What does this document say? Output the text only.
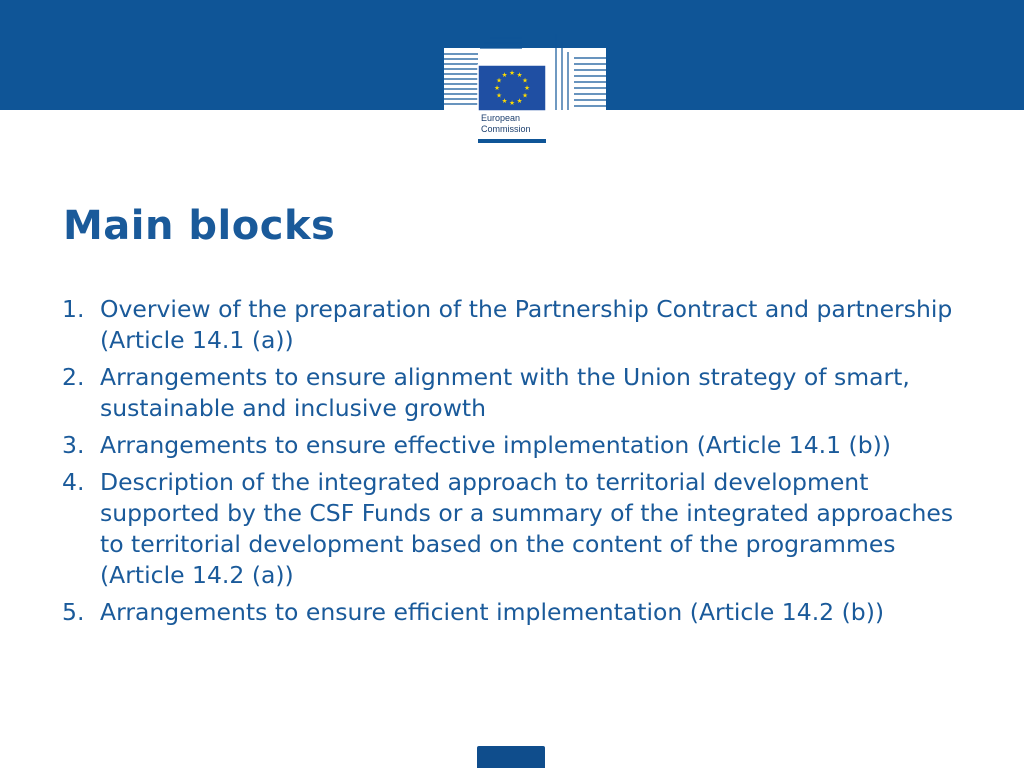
★ ★
★
★
★
★
★
★
★
★
★
★
European
Commission
Main blocks
1. Overview of the preparation of the Partnership Contract and partnership (Article 14.1 (a))
2. Arrangements to ensure alignment with the Union strategy of smart, sustainable and inclusive growth
3. Arrangements to ensure effective implementation (Article 14.1 (b))
4. Description of the integrated approach to territorial development supported by the CSF Funds or a summary of the integrated approaches to territorial development based on the content of the programmes (Article 14.2 (a))
5. Arrangements to ensure efficient implementation (Article 14.2 (b))
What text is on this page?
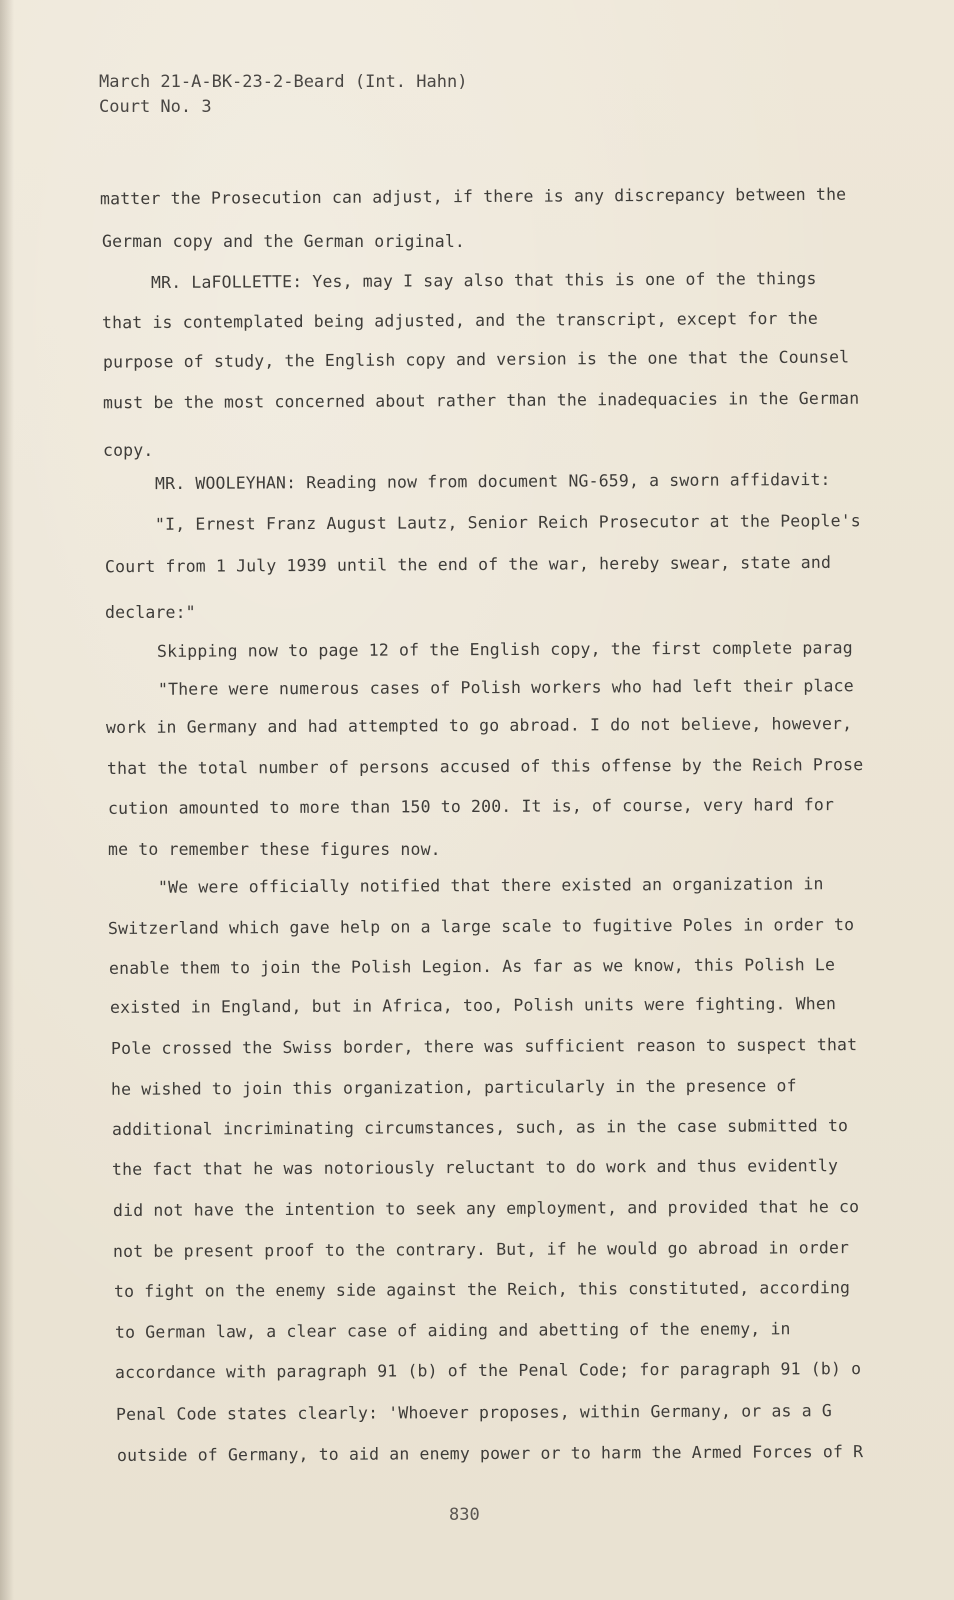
March 21-A-BK-23-2-Beard (Int. Hahn)
Court No. 3
matter the Prosecution can adjust, if there is any discrepancy between the
German copy and the German original.
MR. LaFOLLETTE: Yes, may I say also that this is one of the things
that is contemplated being adjusted, and the transcript, except for the
purpose of study, the English copy and version is the one that the Counsel
must be the most concerned about rather than the inadequacies in the German
copy.
MR. WOOLEYHAN: Reading now from document NG-659, a sworn affidavit:
"I, Ernest Franz August Lautz, Senior Reich Prosecutor at the People's
Court from 1 July 1939 until the end of the war, hereby swear, state and
declare:"
Skipping now to page 12 of the English copy, the first complete parag
"There were numerous cases of Polish workers who had left their place
work in Germany and had attempted to go abroad. I do not believe, however,
that the total number of persons accused of this offense by the Reich Prose
cution amounted to more than 150 to 200. It is, of course, very hard for
me to remember these figures now.
"We were officially notified that there existed an organization in
Switzerland which gave help on a large scale to fugitive Poles in order to
enable them to join the Polish Legion. As far as we know, this Polish Le
existed in England, but in Africa, too, Polish units were fighting. When
Pole crossed the Swiss border, there was sufficient reason to suspect that
he wished to join this organization, particularly in the presence of
additional incriminating circumstances, such, as in the case submitted to
the fact that he was notoriously reluctant to do work and thus evidently
did not have the intention to seek any employment, and provided that he co
not be present proof to the contrary. But, if he would go abroad in order
to fight on the enemy side against the Reich, this constituted, according
to German law, a clear case of aiding and abetting of the enemy, in
accordance with paragraph 91 (b) of the Penal Code; for paragraph 91 (b) o
Penal Code states clearly: 'Whoever proposes, within Germany, or as a G
outside of Germany, to aid an enemy power or to harm the Armed Forces of R
830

*Given problem*: Display every line of the listing that contains the string "text".

*Finished exercise*:
What does this document say? Output the text only.
What text is on this page?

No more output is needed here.